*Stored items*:
********************

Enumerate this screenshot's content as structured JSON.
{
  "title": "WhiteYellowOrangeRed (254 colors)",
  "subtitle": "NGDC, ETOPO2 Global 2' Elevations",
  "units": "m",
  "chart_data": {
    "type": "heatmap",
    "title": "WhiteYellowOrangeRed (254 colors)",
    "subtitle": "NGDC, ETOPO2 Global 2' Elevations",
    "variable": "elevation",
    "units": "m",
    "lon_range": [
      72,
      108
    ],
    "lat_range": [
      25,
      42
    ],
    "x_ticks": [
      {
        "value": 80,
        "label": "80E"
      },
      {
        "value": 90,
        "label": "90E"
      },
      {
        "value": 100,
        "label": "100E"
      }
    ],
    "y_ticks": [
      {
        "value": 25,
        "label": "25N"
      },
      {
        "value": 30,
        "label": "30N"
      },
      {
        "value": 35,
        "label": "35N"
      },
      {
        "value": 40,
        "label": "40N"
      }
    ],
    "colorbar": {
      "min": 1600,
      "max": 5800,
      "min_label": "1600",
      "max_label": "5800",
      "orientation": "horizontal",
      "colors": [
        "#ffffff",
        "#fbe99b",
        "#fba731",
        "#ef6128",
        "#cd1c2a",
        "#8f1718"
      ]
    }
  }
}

********************

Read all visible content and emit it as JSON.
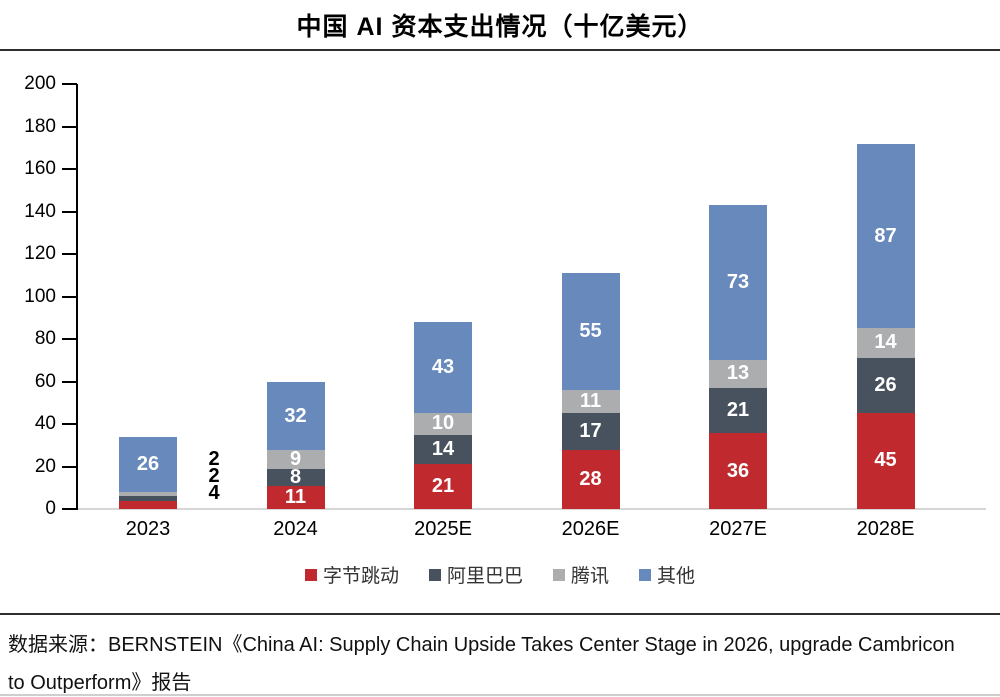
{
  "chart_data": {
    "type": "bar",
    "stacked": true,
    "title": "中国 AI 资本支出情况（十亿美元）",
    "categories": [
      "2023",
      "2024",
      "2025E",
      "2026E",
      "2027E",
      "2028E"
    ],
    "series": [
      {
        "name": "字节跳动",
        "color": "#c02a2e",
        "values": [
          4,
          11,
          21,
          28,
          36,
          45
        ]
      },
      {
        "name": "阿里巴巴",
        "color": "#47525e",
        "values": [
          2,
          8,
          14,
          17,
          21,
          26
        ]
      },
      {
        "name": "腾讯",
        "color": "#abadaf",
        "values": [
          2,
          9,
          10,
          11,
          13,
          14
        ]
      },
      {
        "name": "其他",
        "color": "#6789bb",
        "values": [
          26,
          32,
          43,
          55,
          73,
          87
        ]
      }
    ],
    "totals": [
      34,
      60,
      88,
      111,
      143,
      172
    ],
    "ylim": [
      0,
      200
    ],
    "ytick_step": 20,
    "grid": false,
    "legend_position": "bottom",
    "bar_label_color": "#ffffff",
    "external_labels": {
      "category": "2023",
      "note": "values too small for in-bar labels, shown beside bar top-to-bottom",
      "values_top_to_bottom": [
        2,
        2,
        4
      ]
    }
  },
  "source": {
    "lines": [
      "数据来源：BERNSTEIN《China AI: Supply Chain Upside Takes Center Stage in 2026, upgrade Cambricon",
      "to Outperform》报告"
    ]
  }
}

********************

*DIRECTIONS*:
Answer with one number only: how many lines above contain the word "WhiteYellowOrangeRed".

*ANSWER IN FULL*:
2